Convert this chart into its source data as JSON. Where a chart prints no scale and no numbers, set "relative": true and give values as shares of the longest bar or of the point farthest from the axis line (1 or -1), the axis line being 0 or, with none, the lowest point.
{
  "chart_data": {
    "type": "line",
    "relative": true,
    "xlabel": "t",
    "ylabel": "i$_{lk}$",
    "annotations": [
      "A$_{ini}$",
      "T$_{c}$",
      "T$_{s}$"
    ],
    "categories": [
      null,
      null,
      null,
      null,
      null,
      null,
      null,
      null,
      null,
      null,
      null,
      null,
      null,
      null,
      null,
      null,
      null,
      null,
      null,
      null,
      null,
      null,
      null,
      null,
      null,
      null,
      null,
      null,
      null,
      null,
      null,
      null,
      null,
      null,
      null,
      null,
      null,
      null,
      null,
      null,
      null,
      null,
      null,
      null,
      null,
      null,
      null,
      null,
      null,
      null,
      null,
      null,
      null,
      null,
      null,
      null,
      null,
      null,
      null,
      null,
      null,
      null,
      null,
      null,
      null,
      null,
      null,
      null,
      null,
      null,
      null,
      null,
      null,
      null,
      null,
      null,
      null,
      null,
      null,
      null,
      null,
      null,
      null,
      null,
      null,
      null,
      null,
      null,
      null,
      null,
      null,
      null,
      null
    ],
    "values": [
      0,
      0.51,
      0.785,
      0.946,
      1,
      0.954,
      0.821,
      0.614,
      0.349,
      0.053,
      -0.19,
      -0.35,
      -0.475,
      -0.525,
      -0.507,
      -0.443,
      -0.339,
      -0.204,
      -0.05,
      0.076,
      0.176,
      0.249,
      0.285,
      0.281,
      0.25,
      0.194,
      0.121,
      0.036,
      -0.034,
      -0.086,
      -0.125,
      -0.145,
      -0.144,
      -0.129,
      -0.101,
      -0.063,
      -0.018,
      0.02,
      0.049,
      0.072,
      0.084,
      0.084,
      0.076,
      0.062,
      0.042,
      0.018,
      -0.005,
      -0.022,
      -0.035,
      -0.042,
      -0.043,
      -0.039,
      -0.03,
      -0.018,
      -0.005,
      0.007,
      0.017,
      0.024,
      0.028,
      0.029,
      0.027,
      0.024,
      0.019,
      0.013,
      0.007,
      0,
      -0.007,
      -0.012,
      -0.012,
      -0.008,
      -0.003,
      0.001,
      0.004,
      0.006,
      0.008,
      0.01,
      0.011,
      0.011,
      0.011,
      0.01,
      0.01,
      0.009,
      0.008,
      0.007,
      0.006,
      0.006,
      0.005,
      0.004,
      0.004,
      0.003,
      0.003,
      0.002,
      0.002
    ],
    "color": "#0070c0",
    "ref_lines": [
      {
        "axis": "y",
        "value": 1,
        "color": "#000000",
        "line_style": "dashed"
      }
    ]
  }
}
---------------
* _Set exercise_:
Your task is to quote all of the data word for word.

* _Exercise response_:
Convert this chart into its source data as JSON. Where a chart prints no scale and no numbers, set "relative": true and give values as shares of the longest bar or of the point farthest from the axis line (1 or -1), the axis line being 0 or, with none, the lowest point.
{
  "chart_data": {
    "type": "line",
    "relative": true,
    "xlabel": "t",
    "ylabel": "i$_{lk}$",
    "annotations": [
      "A$_{ini}$",
      "T$_{c}$",
      "T$_{s}$"
    ],
    "categories": [
      null,
      null,
      null,
      null,
      null,
      null,
      null,
      null,
      null,
      null,
      null,
      null,
      null,
      null,
      null,
      null,
      null,
      null,
      null,
      null,
      null,
      null,
      null,
      null,
      null,
      null,
      null,
      null,
      null,
      null,
      null,
      null,
      null,
      null,
      null,
      null,
      null,
      null,
      null,
      null,
      null,
      null,
      null,
      null,
      null,
      null,
      null,
      null,
      null,
      null,
      null,
      null,
      null,
      null,
      null,
      null,
      null,
      null,
      null,
      null,
      null,
      null,
      null,
      null,
      null,
      null,
      null,
      null,
      null,
      null,
      null,
      null,
      null,
      null,
      null,
      null,
      null,
      null,
      null,
      null,
      null,
      null,
      null,
      null,
      null,
      null,
      null,
      null,
      null,
      null,
      null,
      null,
      null
    ],
    "values": [
      0,
      0.51,
      0.785,
      0.946,
      1,
      0.954,
      0.821,
      0.614,
      0.349,
      0.053,
      -0.19,
      -0.35,
      -0.475,
      -0.525,
      -0.507,
      -0.443,
      -0.339,
      -0.204,
      -0.05,
      0.076,
      0.176,
      0.249,
      0.285,
      0.281,
      0.25,
      0.194,
      0.121,
      0.036,
      -0.034,
      -0.086,
      -0.125,
      -0.145,
      -0.144,
      -0.129,
      -0.101,
      -0.063,
      -0.018,
      0.02,
      0.049,
      0.072,
      0.084,
      0.084,
      0.076,
      0.062,
      0.042,
      0.018,
      -0.005,
      -0.022,
      -0.035,
      -0.042,
      -0.043,
      -0.039,
      -0.03,
      -0.018,
      -0.005,
      0.007,
      0.017,
      0.024,
      0.028,
      0.029,
      0.027,
      0.024,
      0.019,
      0.013,
      0.007,
      0,
      -0.007,
      -0.012,
      -0.012,
      -0.008,
      -0.003,
      0.001,
      0.004,
      0.006,
      0.008,
      0.01,
      0.011,
      0.011,
      0.011,
      0.01,
      0.01,
      0.009,
      0.008,
      0.007,
      0.006,
      0.006,
      0.005,
      0.004,
      0.004,
      0.003,
      0.003,
      0.002,
      0.002
    ],
    "color": "#0070c0",
    "ref_lines": [
      {
        "axis": "y",
        "value": 1,
        "color": "#000000",
        "line_style": "dashed"
      }
    ]
  }
}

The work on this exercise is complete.